▸ **Set task**
Write every line out verbatim and omit the pictures.

▸ **Supplied entries**
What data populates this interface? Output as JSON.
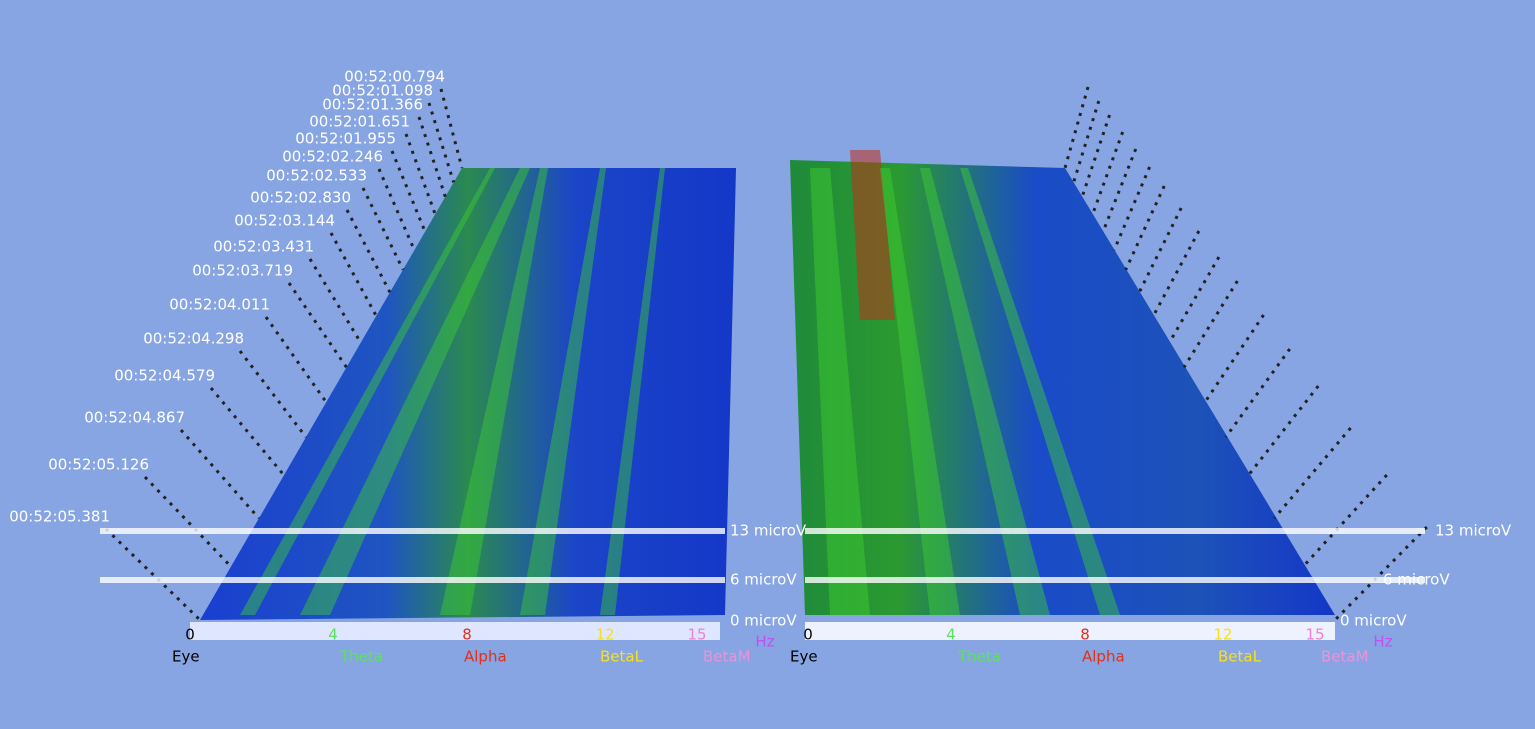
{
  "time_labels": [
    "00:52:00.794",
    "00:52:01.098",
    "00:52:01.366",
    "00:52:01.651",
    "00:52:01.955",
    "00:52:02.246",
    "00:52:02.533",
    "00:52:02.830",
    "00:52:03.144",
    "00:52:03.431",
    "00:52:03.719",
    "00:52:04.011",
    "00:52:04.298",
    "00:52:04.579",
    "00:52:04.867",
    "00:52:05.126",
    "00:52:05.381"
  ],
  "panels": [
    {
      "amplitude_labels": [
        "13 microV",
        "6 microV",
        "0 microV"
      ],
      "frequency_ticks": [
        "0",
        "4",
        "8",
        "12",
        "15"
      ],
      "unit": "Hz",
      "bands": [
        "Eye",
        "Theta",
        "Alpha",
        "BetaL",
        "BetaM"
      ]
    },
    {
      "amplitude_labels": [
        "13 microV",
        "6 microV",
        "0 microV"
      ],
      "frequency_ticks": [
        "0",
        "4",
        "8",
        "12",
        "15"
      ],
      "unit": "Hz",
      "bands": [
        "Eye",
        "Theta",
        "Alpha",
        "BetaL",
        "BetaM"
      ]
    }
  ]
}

▸ **Completed exercise**
What data populates this interface? Output as JSON.
{
  "time_labels": [
    "00:52:00.794",
    "00:52:01.098",
    "00:52:01.366",
    "00:52:01.651",
    "00:52:01.955",
    "00:52:02.246",
    "00:52:02.533",
    "00:52:02.830",
    "00:52:03.144",
    "00:52:03.431",
    "00:52:03.719",
    "00:52:04.011",
    "00:52:04.298",
    "00:52:04.579",
    "00:52:04.867",
    "00:52:05.126",
    "00:52:05.381"
  ],
  "panels": [
    {
      "amplitude_labels": [
        "13 microV",
        "6 microV",
        "0 microV"
      ],
      "frequency_ticks": [
        "0",
        "4",
        "8",
        "12",
        "15"
      ],
      "unit": "Hz",
      "bands": [
        "Eye",
        "Theta",
        "Alpha",
        "BetaL",
        "BetaM"
      ]
    },
    {
      "amplitude_labels": [
        "13 microV",
        "6 microV",
        "0 microV"
      ],
      "frequency_ticks": [
        "0",
        "4",
        "8",
        "12",
        "15"
      ],
      "unit": "Hz",
      "bands": [
        "Eye",
        "Theta",
        "Alpha",
        "BetaL",
        "BetaM"
      ]
    }
  ]
}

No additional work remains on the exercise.